WHAT IS BEING ASKED
Restate each line word for word. Leave out every picture.
>> Begin INPUT MATERIAL
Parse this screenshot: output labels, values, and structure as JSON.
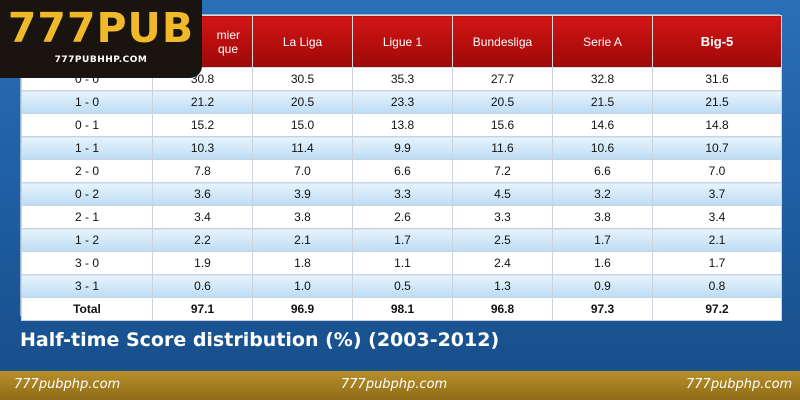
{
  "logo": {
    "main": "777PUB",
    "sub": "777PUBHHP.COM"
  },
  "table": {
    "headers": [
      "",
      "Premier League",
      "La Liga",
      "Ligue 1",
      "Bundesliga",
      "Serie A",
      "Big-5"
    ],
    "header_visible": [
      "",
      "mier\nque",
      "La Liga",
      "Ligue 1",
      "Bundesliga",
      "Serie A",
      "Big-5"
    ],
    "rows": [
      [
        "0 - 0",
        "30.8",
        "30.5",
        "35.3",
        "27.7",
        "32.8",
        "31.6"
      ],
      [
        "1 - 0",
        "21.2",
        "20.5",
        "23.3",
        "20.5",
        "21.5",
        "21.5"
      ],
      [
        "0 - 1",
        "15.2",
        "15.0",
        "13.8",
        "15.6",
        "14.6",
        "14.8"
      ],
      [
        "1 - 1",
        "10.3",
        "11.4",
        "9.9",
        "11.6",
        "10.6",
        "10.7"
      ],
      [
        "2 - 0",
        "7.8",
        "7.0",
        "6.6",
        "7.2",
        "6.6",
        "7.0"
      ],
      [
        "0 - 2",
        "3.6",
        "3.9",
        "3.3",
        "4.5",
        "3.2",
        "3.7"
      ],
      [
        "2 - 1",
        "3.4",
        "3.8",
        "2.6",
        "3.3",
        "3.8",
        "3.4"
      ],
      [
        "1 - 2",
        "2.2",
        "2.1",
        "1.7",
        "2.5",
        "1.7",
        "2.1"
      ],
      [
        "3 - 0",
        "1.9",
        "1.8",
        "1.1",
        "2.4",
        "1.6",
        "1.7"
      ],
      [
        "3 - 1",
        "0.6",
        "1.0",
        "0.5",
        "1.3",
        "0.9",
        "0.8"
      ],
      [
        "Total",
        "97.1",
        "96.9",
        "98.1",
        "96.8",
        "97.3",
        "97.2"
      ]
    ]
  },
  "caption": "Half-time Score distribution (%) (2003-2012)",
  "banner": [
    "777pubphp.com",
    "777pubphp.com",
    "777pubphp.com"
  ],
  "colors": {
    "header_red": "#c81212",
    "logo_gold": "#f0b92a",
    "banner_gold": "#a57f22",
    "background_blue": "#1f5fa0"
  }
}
>> End INPUT MATERIAL
EXERCISE RESPONSE
Parse this screenshot: output labels, values, and structure as JSON.
{
  "logo": {
    "main": "777PUB",
    "sub": "777PUBHHP.COM"
  },
  "table": {
    "headers": [
      "",
      "Premier League",
      "La Liga",
      "Ligue 1",
      "Bundesliga",
      "Serie A",
      "Big-5"
    ],
    "header_visible": [
      "",
      "mier\nque",
      "La Liga",
      "Ligue 1",
      "Bundesliga",
      "Serie A",
      "Big-5"
    ],
    "rows": [
      [
        "0 - 0",
        "30.8",
        "30.5",
        "35.3",
        "27.7",
        "32.8",
        "31.6"
      ],
      [
        "1 - 0",
        "21.2",
        "20.5",
        "23.3",
        "20.5",
        "21.5",
        "21.5"
      ],
      [
        "0 - 1",
        "15.2",
        "15.0",
        "13.8",
        "15.6",
        "14.6",
        "14.8"
      ],
      [
        "1 - 1",
        "10.3",
        "11.4",
        "9.9",
        "11.6",
        "10.6",
        "10.7"
      ],
      [
        "2 - 0",
        "7.8",
        "7.0",
        "6.6",
        "7.2",
        "6.6",
        "7.0"
      ],
      [
        "0 - 2",
        "3.6",
        "3.9",
        "3.3",
        "4.5",
        "3.2",
        "3.7"
      ],
      [
        "2 - 1",
        "3.4",
        "3.8",
        "2.6",
        "3.3",
        "3.8",
        "3.4"
      ],
      [
        "1 - 2",
        "2.2",
        "2.1",
        "1.7",
        "2.5",
        "1.7",
        "2.1"
      ],
      [
        "3 - 0",
        "1.9",
        "1.8",
        "1.1",
        "2.4",
        "1.6",
        "1.7"
      ],
      [
        "3 - 1",
        "0.6",
        "1.0",
        "0.5",
        "1.3",
        "0.9",
        "0.8"
      ],
      [
        "Total",
        "97.1",
        "96.9",
        "98.1",
        "96.8",
        "97.3",
        "97.2"
      ]
    ]
  },
  "caption": "Half-time Score distribution (%) (2003-2012)",
  "banner": [
    "777pubphp.com",
    "777pubphp.com",
    "777pubphp.com"
  ],
  "colors": {
    "header_red": "#c81212",
    "logo_gold": "#f0b92a",
    "banner_gold": "#a57f22",
    "background_blue": "#1f5fa0"
  }
}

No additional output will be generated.